Please copy every line of the records below that holds the word "Entire".

INPUT FOR THIS TASK:
* * *

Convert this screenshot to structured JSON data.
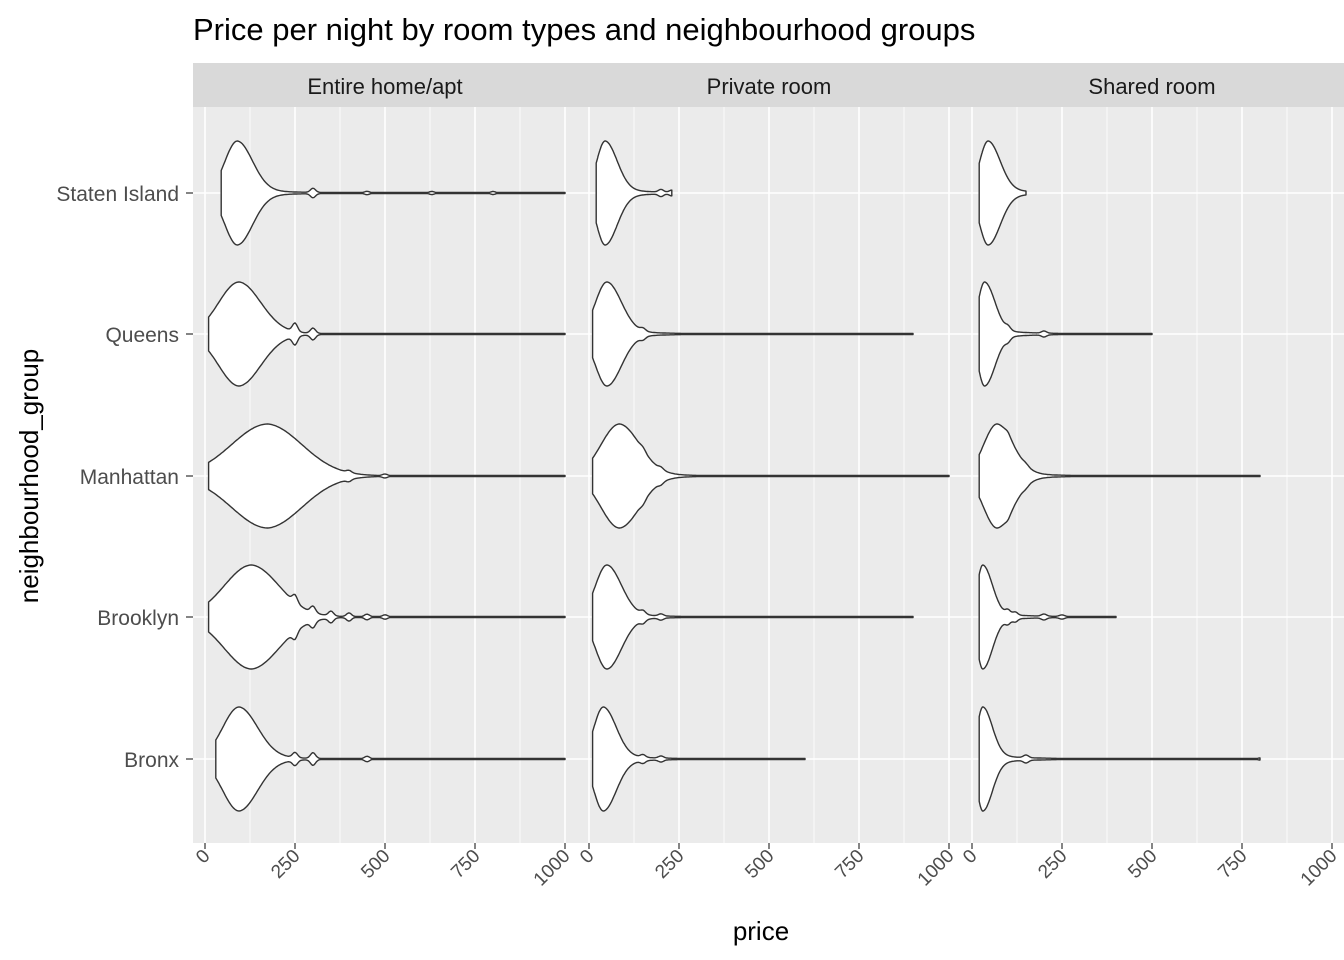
{
  "chart_data": {
    "type": "violin",
    "title": "Price per night by room types and neighbourhood groups",
    "xlabel": "price",
    "ylabel": "neighbourhood_group",
    "xlim": [
      0,
      1000
    ],
    "x_ticks": [
      "0",
      "250",
      "500",
      "750",
      "1000"
    ],
    "x_tick_values": [
      0,
      250,
      500,
      750,
      1000
    ],
    "categories": [
      "Bronx",
      "Brooklyn",
      "Manhattan",
      "Queens",
      "Staten Island"
    ],
    "facets": [
      "Entire home/apt",
      "Private room",
      "Shared room"
    ],
    "grid": true,
    "legend": "none",
    "colors": {
      "panel_background": "#ebebeb",
      "strip_background": "#d9d9d9",
      "grid_line": "#ffffff",
      "violin_fill": "#ffffff",
      "violin_stroke": "#333333"
    },
    "panels": [
      {
        "facet": "Entire home/apt",
        "violins": [
          {
            "category": "Bronx",
            "min": 30,
            "max": 1000,
            "mode": 95,
            "ridges": [
              {
                "x": 250,
                "w": 0.1
              },
              {
                "x": 300,
                "w": 0.11
              },
              {
                "x": 450,
                "w": 0.05
              }
            ]
          },
          {
            "category": "Brooklyn",
            "min": 10,
            "max": 1000,
            "mode": 130,
            "ridges": [
              {
                "x": 250,
                "w": 0.14
              },
              {
                "x": 300,
                "w": 0.12
              },
              {
                "x": 350,
                "w": 0.09
              },
              {
                "x": 400,
                "w": 0.07
              },
              {
                "x": 450,
                "w": 0.05
              },
              {
                "x": 500,
                "w": 0.04
              }
            ]
          },
          {
            "category": "Manhattan",
            "min": 10,
            "max": 1000,
            "mode": 175,
            "ridges": [
              {
                "x": 400,
                "w": 0.04
              },
              {
                "x": 500,
                "w": 0.03
              }
            ]
          },
          {
            "category": "Queens",
            "min": 10,
            "max": 1000,
            "mode": 95,
            "ridges": [
              {
                "x": 250,
                "w": 0.16
              },
              {
                "x": 300,
                "w": 0.1
              }
            ]
          },
          {
            "category": "Staten Island",
            "min": 45,
            "max": 1000,
            "mode": 90,
            "ridges": [
              {
                "x": 300,
                "w": 0.08
              },
              {
                "x": 450,
                "w": 0.03
              },
              {
                "x": 630,
                "w": 0.03
              },
              {
                "x": 800,
                "w": 0.03
              }
            ]
          }
        ]
      },
      {
        "facet": "Private room",
        "violins": [
          {
            "category": "Bronx",
            "min": 10,
            "max": 600,
            "mode": 40,
            "ridges": [
              {
                "x": 150,
                "w": 0.05
              },
              {
                "x": 200,
                "w": 0.04
              }
            ]
          },
          {
            "category": "Brooklyn",
            "min": 10,
            "max": 900,
            "mode": 50,
            "ridges": [
              {
                "x": 150,
                "w": 0.06
              },
              {
                "x": 200,
                "w": 0.04
              }
            ]
          },
          {
            "category": "Manhattan",
            "min": 10,
            "max": 1000,
            "mode": 85,
            "ridges": [
              {
                "x": 150,
                "w": 0.05
              },
              {
                "x": 200,
                "w": 0.04
              }
            ]
          },
          {
            "category": "Queens",
            "min": 10,
            "max": 900,
            "mode": 50,
            "ridges": [
              {
                "x": 150,
                "w": 0.05
              }
            ]
          },
          {
            "category": "Staten Island",
            "min": 20,
            "max": 230,
            "mode": 45,
            "ridges": [
              {
                "x": 200,
                "w": 0.05
              },
              {
                "x": 230,
                "w": 0.04
              }
            ]
          }
        ]
      },
      {
        "facet": "Shared room",
        "violins": [
          {
            "category": "Bronx",
            "min": 20,
            "max": 800,
            "mode": 30,
            "ridges": [
              {
                "x": 150,
                "w": 0.05
              },
              {
                "x": 800,
                "w": 0.02
              }
            ]
          },
          {
            "category": "Brooklyn",
            "min": 20,
            "max": 400,
            "mode": 30,
            "ridges": [
              {
                "x": 100,
                "w": 0.08
              },
              {
                "x": 120,
                "w": 0.06
              },
              {
                "x": 200,
                "w": 0.04
              },
              {
                "x": 250,
                "w": 0.03
              }
            ]
          },
          {
            "category": "Manhattan",
            "min": 20,
            "max": 800,
            "mode": 70,
            "ridges": [
              {
                "x": 100,
                "w": 0.05
              },
              {
                "x": 150,
                "w": 0.03
              }
            ]
          },
          {
            "category": "Queens",
            "min": 20,
            "max": 500,
            "mode": 35,
            "ridges": [
              {
                "x": 100,
                "w": 0.06
              },
              {
                "x": 200,
                "w": 0.04
              }
            ]
          },
          {
            "category": "Staten Island",
            "min": 20,
            "max": 150,
            "mode": 45,
            "ridges": []
          }
        ]
      }
    ]
  }
}
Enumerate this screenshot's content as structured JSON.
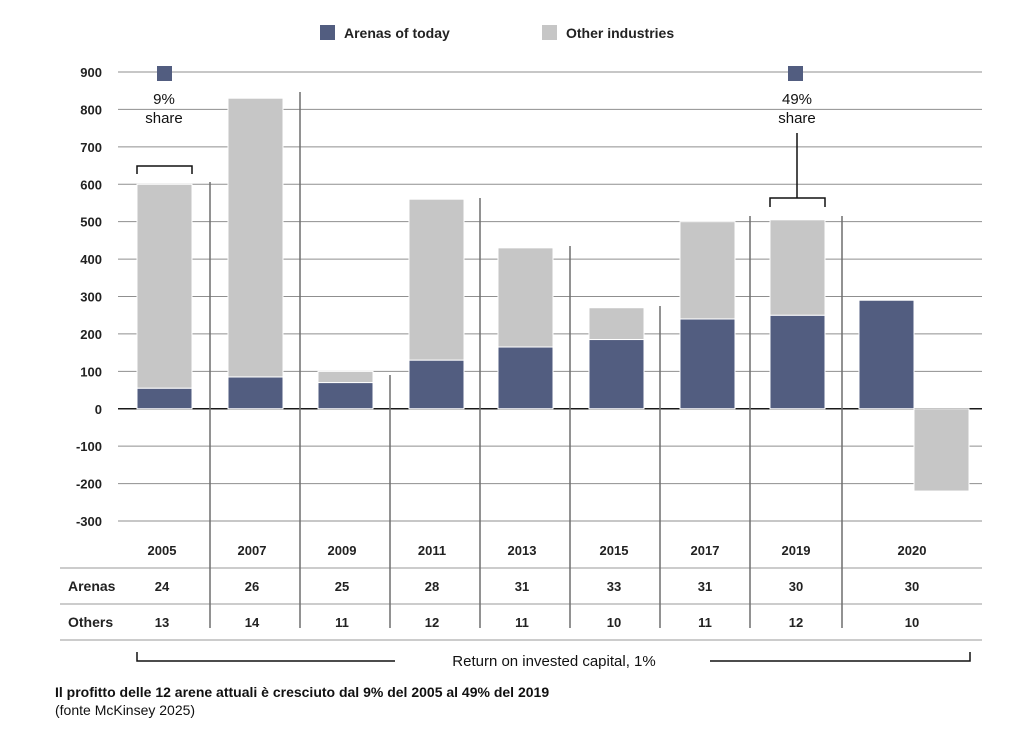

* * *

OUTPUT:
      "Entire home/apt",
        "facet": "Entire home/apt",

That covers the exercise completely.